**Task directions:** Identify every line in the records below that contains the word "Nome", and reproduce each one.

**Data records:**
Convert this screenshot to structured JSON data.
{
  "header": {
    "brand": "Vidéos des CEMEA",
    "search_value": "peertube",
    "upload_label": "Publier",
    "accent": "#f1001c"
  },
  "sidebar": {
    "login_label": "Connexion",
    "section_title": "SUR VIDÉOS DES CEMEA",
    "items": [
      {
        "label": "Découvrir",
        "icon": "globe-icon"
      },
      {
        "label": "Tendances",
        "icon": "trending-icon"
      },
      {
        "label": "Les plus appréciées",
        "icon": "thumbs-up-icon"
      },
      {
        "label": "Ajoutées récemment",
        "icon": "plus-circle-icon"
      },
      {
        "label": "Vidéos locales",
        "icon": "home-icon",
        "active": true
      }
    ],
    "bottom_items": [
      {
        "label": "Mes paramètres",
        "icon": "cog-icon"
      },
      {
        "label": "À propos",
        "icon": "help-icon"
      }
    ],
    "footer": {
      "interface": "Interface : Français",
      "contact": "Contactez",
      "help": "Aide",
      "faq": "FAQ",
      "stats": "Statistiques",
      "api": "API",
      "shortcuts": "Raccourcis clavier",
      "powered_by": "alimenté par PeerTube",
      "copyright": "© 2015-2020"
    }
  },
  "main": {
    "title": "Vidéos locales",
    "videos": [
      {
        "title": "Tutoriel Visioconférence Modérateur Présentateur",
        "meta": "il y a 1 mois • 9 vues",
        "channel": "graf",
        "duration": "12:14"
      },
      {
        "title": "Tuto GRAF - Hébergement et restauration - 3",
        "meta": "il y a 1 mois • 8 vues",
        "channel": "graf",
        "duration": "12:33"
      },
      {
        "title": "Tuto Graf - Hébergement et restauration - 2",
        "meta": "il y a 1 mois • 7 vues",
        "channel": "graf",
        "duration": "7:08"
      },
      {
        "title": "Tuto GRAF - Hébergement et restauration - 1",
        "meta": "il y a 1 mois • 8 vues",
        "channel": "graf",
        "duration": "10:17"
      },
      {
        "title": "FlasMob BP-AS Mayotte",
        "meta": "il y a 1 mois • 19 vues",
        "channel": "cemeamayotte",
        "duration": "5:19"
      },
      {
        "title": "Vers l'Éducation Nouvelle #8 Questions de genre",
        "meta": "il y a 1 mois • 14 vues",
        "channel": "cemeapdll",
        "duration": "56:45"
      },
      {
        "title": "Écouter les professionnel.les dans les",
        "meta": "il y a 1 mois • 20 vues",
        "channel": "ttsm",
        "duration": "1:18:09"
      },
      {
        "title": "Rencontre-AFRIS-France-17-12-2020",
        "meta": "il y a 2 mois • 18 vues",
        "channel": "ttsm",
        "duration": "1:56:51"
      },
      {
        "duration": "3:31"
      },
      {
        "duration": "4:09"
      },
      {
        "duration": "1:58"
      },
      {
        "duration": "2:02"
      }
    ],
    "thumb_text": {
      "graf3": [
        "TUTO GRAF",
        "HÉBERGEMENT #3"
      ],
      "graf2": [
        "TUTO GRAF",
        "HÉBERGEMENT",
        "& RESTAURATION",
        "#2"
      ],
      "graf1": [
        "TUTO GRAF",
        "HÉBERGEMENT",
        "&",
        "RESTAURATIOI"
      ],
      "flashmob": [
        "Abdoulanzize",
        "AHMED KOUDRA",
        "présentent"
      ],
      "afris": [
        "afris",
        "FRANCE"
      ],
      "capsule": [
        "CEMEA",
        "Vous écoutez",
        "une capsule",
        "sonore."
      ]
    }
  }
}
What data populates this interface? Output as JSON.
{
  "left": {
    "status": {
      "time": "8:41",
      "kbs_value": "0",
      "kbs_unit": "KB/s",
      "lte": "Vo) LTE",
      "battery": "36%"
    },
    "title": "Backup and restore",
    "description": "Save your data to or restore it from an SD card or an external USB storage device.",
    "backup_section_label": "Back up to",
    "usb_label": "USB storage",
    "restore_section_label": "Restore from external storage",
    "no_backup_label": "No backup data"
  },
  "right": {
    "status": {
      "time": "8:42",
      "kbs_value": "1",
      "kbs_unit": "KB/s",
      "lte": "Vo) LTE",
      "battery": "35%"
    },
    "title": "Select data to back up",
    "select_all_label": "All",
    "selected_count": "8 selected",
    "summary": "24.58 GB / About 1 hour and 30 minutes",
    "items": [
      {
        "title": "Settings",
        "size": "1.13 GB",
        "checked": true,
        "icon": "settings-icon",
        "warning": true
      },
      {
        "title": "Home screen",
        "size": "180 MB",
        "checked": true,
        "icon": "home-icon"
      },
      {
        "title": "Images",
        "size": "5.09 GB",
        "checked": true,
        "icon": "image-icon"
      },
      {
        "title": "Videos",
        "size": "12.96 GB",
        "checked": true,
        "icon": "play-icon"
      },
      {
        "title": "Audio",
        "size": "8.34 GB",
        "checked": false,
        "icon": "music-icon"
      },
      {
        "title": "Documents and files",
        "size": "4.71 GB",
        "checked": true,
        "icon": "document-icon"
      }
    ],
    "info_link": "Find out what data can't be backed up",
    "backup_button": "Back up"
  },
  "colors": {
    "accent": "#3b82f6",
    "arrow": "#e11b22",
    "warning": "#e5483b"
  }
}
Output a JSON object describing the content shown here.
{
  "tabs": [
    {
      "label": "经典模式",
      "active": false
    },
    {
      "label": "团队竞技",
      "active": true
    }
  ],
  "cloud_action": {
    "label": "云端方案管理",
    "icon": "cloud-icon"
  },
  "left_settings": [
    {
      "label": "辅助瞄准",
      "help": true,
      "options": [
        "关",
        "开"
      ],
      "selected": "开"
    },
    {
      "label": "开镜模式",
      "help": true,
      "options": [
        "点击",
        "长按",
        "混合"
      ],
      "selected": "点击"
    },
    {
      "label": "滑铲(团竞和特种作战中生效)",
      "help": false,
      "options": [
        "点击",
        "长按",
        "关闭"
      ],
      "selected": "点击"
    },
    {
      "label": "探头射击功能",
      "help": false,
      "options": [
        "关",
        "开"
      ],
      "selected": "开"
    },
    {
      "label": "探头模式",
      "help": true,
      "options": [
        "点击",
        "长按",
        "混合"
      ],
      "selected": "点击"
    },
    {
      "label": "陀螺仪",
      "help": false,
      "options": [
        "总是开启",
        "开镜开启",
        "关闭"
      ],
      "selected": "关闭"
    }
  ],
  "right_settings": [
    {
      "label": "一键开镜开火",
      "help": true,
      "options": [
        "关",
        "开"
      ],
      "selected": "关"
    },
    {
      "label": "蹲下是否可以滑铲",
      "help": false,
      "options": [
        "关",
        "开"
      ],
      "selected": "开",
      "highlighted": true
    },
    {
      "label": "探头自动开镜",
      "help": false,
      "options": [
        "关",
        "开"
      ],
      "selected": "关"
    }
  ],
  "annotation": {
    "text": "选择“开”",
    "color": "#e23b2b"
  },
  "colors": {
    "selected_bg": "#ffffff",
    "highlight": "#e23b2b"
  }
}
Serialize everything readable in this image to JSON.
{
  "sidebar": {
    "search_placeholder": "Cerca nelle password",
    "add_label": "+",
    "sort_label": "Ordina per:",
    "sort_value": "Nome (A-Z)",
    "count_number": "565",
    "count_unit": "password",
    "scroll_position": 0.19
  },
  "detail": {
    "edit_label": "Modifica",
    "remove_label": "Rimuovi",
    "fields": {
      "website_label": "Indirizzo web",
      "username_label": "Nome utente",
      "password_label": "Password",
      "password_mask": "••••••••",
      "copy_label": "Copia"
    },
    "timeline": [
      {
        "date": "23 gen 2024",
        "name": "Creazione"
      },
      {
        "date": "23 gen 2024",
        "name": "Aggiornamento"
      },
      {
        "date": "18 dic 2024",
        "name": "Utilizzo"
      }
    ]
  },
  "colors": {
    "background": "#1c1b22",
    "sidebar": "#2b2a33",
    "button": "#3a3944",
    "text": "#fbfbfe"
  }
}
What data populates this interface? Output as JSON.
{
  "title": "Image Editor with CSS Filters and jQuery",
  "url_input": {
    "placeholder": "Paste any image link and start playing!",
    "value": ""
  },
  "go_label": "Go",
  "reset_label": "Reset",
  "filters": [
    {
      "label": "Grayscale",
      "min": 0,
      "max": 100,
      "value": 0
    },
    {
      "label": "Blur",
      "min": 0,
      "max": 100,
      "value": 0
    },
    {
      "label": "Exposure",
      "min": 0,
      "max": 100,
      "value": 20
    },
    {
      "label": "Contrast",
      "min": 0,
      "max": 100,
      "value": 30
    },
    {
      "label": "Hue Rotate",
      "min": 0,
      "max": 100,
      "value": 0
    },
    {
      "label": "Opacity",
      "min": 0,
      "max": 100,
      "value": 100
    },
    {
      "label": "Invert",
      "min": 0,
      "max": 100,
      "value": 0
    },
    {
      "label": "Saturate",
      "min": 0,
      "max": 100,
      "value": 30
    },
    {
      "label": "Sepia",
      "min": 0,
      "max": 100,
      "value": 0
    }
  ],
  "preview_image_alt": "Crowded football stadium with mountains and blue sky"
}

**Output:**
    "sort_value": "Nome (A-Z)",
      "username_label": "Nome utente",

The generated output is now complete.